## Aim
Establish how many lines in the material include the string "вносятся" and report it as a lone number.
■ ■ ■ ■
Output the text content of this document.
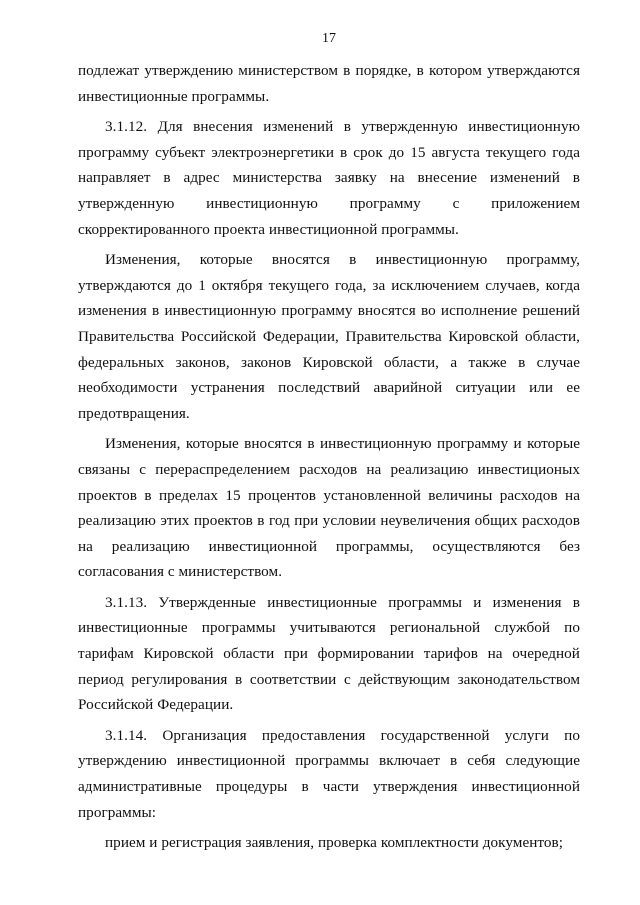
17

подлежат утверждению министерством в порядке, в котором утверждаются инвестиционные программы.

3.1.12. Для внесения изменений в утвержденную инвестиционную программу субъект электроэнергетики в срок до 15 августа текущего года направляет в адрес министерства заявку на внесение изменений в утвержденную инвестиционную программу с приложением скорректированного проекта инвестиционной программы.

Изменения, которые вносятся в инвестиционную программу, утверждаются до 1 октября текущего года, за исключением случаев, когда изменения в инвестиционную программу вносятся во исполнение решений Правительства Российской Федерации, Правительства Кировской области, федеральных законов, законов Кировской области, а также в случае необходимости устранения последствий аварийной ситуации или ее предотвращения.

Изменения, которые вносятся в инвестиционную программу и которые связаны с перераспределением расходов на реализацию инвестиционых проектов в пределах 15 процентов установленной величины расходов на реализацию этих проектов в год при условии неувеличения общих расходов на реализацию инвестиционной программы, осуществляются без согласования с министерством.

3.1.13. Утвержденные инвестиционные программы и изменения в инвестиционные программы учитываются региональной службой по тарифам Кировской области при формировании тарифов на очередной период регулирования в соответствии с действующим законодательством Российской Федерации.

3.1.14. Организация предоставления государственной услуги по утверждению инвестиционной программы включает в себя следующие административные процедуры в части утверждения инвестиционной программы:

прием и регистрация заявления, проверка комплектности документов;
■ ■ ■ ■
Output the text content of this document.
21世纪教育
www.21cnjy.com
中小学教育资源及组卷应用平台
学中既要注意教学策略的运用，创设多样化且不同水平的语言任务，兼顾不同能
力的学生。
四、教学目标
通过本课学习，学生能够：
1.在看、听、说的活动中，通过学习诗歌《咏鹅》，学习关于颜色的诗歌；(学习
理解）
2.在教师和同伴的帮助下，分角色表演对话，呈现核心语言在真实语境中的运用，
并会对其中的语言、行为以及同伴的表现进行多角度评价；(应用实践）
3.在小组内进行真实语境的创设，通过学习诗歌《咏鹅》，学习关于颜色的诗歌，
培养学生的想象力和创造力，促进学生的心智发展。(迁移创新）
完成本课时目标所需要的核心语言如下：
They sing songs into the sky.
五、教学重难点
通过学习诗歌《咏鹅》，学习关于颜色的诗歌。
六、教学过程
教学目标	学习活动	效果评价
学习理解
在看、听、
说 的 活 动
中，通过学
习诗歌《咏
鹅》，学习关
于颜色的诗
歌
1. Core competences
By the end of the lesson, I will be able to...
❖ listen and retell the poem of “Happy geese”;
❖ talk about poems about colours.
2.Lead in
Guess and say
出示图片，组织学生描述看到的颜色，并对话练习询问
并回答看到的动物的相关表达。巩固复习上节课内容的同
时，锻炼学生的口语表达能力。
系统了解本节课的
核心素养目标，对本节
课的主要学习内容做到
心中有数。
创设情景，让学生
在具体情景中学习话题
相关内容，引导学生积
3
■ ■ ■ ■
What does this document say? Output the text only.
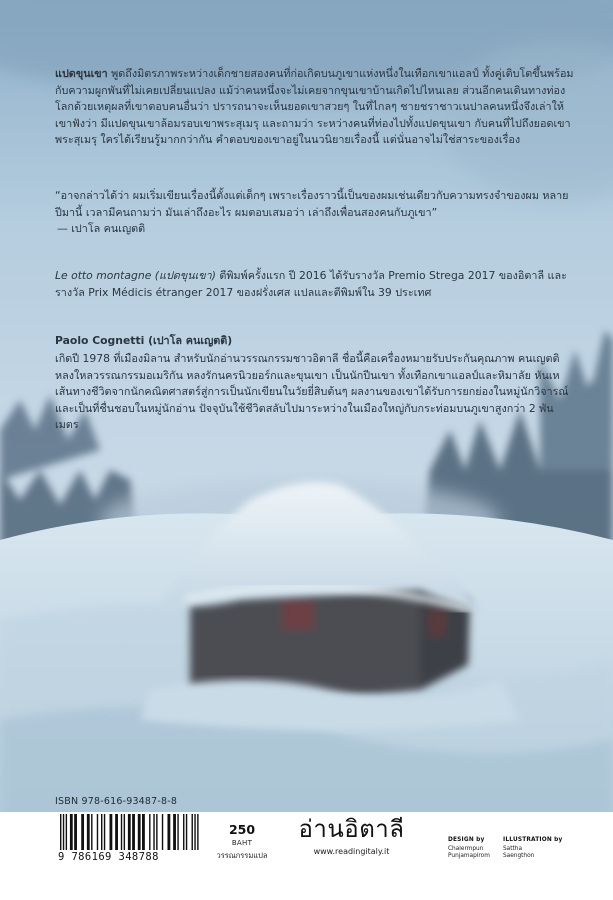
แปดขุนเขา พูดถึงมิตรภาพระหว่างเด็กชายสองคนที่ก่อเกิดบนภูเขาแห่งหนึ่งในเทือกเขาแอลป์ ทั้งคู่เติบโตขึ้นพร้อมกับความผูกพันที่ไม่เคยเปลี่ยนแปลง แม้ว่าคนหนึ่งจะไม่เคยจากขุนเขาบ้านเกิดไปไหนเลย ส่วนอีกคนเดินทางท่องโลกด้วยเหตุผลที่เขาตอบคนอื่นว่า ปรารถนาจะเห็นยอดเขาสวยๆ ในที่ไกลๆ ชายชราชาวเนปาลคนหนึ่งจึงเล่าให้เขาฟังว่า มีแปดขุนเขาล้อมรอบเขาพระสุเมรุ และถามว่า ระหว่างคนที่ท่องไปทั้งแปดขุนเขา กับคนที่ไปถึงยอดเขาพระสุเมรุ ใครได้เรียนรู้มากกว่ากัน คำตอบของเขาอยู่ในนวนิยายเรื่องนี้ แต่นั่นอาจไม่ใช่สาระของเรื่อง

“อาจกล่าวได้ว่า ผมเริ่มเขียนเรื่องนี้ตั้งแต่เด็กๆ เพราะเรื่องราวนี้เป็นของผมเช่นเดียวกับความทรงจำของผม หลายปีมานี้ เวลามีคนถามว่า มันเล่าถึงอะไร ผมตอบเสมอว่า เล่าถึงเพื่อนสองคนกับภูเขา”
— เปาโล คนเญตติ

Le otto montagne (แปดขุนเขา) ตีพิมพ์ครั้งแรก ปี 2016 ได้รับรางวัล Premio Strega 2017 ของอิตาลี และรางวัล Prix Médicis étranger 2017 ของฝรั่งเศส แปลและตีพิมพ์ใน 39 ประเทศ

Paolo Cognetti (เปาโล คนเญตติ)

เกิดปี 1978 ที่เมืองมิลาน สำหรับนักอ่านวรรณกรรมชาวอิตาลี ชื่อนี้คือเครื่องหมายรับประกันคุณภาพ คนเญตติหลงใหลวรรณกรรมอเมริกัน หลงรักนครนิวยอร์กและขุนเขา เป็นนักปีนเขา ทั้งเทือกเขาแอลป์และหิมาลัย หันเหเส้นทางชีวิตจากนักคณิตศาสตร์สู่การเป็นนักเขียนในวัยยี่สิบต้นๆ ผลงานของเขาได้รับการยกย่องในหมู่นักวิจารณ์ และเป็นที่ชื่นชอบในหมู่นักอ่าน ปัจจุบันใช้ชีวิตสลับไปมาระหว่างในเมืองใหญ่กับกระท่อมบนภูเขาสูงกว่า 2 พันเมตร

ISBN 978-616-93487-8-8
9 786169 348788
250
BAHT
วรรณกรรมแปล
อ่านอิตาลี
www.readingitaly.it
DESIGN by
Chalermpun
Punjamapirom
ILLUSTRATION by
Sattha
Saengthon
■ ■ ■ ■
## Response below
2